WORK INSTRUCTIONS
Quote all of the data that follows exactly as written, skipping the images.

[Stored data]
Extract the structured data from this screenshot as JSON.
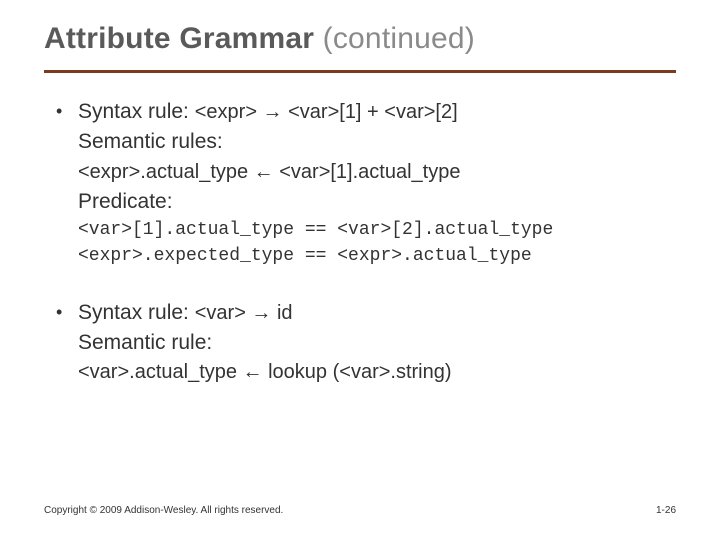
{
  "title_main": "Attribute Grammar ",
  "title_sub": "(continued)",
  "bullets": [
    {
      "syntax_label": "Syntax rule: ",
      "syntax_code": "<expr> → <var>[1] + <var>[2]",
      "sem_label": "Semantic rules:",
      "sem_code": "<expr>.actual_type ← <var>[1].actual_type",
      "pred_label": "Predicate:",
      "pred_code_1": "<var>[1].actual_type == <var>[2].actual_type",
      "pred_code_2": "<expr>.expected_type == <expr>.actual_type"
    },
    {
      "syntax_label": "Syntax rule: ",
      "syntax_code": "<var> → id",
      "sem_label": "Semantic rule:",
      "sem_code": "<var>.actual_type ← lookup (<var>.string)"
    }
  ],
  "footer": {
    "copyright": "Copyright © 2009 Addison-Wesley. All rights reserved.",
    "page": "1-26"
  }
}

EXPECTED ANSWER
Extract the structured data from this screenshot as JSON.
{
  "title_main": "Attribute Grammar ",
  "title_sub": "(continued)",
  "bullets": [
    {
      "syntax_label": "Syntax rule: ",
      "syntax_code": "<expr> → <var>[1] + <var>[2]",
      "sem_label": "Semantic rules:",
      "sem_code": "<expr>.actual_type ← <var>[1].actual_type",
      "pred_label": "Predicate:",
      "pred_code_1": "<var>[1].actual_type == <var>[2].actual_type",
      "pred_code_2": "<expr>.expected_type == <expr>.actual_type"
    },
    {
      "syntax_label": "Syntax rule: ",
      "syntax_code": "<var> → id",
      "sem_label": "Semantic rule:",
      "sem_code": "<var>.actual_type ← lookup (<var>.string)"
    }
  ],
  "footer": {
    "copyright": "Copyright © 2009 Addison-Wesley. All rights reserved.",
    "page": "1-26"
  }
}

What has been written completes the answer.